- _WRITTEN INSTRUCTION_: Identify and reproduce every line holding the string "java".

[Stored data]
'''

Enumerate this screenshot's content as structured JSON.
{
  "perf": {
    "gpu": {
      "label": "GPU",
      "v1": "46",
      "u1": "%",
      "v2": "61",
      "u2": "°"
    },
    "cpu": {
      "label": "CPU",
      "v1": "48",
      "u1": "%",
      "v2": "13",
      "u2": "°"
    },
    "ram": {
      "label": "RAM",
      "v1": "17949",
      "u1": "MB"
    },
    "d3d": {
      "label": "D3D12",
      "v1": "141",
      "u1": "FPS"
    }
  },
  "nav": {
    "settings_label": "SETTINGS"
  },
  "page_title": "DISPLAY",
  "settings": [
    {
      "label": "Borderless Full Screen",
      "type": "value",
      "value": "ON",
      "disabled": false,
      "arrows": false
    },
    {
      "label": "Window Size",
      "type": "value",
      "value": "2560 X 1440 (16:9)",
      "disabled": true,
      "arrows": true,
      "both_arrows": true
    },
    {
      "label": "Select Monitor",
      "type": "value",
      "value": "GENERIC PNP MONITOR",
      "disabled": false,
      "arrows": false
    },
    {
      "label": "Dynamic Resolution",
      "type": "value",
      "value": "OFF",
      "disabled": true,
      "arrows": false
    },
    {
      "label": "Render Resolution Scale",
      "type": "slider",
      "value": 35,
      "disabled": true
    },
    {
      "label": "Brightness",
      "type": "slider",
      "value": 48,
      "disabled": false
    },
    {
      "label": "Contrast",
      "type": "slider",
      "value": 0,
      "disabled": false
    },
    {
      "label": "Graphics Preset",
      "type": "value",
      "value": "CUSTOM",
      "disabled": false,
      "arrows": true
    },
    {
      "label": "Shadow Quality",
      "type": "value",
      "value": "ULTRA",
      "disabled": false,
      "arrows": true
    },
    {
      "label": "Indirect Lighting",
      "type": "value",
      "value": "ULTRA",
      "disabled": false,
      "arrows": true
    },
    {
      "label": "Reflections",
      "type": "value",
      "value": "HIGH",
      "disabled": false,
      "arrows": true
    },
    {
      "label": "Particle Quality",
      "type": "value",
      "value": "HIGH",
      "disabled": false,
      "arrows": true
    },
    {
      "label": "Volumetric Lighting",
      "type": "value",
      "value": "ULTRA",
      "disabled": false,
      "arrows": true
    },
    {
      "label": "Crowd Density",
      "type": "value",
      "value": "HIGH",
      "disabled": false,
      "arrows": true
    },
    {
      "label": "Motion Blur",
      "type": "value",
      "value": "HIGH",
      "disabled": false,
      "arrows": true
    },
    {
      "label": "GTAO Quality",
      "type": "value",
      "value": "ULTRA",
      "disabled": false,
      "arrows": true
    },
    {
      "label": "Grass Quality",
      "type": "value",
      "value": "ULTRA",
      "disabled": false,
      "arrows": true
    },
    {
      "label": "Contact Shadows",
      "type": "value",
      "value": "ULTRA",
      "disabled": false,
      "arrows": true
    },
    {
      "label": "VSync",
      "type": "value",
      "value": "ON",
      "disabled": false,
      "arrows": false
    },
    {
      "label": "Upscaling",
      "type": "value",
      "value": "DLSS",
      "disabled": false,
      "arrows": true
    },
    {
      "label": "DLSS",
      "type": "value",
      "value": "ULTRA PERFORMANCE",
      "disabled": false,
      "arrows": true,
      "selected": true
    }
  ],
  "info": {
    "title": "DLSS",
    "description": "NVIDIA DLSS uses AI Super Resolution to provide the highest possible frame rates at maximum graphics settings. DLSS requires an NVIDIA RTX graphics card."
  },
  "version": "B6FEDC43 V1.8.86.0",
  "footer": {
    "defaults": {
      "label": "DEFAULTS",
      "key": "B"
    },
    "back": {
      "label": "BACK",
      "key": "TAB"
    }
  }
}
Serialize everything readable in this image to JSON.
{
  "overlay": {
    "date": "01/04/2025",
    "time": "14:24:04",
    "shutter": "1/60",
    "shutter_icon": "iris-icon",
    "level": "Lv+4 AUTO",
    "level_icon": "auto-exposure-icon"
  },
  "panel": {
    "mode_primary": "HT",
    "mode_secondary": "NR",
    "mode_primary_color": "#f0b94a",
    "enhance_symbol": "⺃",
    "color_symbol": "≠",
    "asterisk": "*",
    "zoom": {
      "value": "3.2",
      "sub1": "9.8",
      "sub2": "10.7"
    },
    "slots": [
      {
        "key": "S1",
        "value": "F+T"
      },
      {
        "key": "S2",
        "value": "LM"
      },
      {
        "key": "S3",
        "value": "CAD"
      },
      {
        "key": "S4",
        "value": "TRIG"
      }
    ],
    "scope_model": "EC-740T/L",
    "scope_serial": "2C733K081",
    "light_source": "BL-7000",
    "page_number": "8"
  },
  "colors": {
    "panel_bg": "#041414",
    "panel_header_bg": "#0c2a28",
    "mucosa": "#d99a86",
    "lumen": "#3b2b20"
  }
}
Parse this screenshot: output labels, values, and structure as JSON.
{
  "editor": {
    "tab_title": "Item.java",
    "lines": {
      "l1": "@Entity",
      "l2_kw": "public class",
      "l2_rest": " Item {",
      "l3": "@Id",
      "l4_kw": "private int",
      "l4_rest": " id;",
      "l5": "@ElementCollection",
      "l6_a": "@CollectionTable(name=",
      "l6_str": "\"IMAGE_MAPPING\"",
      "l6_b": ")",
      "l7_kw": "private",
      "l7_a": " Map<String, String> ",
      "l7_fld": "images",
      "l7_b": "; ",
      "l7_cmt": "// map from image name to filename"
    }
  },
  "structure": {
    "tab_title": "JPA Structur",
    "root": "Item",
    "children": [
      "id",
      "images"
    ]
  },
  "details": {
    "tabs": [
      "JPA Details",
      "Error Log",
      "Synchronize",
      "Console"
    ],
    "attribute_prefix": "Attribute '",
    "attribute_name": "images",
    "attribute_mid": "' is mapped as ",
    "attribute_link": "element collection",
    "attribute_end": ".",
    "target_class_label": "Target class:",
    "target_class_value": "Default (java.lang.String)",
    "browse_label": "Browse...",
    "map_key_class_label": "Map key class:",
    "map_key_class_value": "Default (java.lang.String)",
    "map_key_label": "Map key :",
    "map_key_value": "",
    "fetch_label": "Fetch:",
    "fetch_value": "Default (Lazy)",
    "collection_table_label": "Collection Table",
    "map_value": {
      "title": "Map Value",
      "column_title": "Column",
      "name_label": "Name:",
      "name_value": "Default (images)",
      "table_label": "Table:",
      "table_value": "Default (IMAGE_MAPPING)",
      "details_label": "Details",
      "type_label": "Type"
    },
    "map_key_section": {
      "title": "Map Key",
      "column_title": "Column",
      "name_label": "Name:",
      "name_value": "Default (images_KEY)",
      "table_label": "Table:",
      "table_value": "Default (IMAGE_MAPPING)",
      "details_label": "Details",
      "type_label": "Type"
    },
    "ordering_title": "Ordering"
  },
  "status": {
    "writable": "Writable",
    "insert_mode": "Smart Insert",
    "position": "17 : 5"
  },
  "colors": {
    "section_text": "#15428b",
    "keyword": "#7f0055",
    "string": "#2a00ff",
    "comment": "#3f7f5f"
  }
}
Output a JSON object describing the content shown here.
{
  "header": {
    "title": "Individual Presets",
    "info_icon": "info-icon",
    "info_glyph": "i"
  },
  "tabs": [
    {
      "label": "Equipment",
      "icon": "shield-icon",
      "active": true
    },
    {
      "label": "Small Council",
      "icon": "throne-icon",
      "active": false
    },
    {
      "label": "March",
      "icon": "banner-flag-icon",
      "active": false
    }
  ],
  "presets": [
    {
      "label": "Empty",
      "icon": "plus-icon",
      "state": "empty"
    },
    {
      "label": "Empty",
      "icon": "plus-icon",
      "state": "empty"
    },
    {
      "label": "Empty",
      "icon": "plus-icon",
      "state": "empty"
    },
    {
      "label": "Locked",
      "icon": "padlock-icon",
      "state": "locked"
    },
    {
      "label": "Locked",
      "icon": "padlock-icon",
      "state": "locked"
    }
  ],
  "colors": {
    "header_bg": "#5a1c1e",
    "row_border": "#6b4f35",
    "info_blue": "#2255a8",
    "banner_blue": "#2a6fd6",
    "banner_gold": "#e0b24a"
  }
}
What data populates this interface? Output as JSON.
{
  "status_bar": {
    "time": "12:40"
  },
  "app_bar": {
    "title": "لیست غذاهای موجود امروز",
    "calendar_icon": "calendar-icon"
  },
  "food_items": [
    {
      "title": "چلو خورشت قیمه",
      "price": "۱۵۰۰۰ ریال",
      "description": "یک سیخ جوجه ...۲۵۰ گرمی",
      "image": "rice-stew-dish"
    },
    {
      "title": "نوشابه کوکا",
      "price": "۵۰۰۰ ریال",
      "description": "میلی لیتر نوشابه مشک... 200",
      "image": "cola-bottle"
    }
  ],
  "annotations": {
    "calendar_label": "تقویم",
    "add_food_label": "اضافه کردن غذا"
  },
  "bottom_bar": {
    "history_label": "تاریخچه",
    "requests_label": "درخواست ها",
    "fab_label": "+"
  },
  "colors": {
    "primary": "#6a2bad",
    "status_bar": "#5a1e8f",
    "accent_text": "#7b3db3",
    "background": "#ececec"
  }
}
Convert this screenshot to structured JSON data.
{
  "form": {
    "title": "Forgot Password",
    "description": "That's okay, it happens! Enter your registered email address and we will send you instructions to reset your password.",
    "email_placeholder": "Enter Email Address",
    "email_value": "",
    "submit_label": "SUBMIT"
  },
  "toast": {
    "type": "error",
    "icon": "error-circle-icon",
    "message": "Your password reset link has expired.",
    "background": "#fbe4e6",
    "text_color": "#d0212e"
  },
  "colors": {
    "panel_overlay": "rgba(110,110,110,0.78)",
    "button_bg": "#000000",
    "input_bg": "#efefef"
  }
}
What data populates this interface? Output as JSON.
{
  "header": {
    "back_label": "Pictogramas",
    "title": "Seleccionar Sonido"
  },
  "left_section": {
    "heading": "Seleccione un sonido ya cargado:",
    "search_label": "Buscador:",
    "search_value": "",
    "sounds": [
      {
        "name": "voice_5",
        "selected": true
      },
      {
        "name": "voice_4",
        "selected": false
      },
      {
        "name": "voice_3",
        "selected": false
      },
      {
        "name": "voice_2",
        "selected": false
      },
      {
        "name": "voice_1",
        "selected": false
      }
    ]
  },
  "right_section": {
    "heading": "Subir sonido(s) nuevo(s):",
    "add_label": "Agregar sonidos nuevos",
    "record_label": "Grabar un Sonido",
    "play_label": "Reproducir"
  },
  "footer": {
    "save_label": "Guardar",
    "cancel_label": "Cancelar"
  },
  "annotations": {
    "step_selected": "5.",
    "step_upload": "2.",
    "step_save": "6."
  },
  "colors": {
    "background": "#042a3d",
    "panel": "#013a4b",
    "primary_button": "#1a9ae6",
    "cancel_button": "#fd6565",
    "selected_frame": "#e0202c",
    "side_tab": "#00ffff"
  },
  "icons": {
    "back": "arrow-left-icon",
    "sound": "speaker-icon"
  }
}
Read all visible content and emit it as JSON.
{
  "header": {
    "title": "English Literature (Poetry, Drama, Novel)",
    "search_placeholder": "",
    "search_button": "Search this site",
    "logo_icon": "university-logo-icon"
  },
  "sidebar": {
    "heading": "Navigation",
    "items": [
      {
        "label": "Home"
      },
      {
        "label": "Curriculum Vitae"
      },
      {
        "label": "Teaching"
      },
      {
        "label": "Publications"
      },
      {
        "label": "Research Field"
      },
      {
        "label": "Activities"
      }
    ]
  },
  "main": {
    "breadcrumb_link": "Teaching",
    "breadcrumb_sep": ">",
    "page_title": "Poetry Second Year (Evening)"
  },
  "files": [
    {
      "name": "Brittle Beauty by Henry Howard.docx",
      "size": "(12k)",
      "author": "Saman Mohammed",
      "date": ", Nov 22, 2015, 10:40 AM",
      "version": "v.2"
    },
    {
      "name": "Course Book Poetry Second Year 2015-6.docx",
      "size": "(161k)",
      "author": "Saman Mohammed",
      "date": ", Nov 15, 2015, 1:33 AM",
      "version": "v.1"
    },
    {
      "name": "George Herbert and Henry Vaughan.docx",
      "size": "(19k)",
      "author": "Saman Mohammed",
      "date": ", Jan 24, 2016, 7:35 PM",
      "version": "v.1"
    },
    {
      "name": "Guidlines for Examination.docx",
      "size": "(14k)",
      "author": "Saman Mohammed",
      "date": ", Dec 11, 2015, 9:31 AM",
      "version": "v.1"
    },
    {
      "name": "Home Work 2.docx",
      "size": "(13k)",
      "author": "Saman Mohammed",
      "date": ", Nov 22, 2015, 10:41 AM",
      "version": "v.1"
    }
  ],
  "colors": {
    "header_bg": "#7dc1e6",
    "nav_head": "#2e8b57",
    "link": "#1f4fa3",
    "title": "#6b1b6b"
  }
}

'''

- _SOLUTION FOR THIS TASK_:
    "tab_title": "Item.java",
    "target_class_value": "Default (java.lang.String)",
    "map_key_class_value": "Default (java.lang.String)",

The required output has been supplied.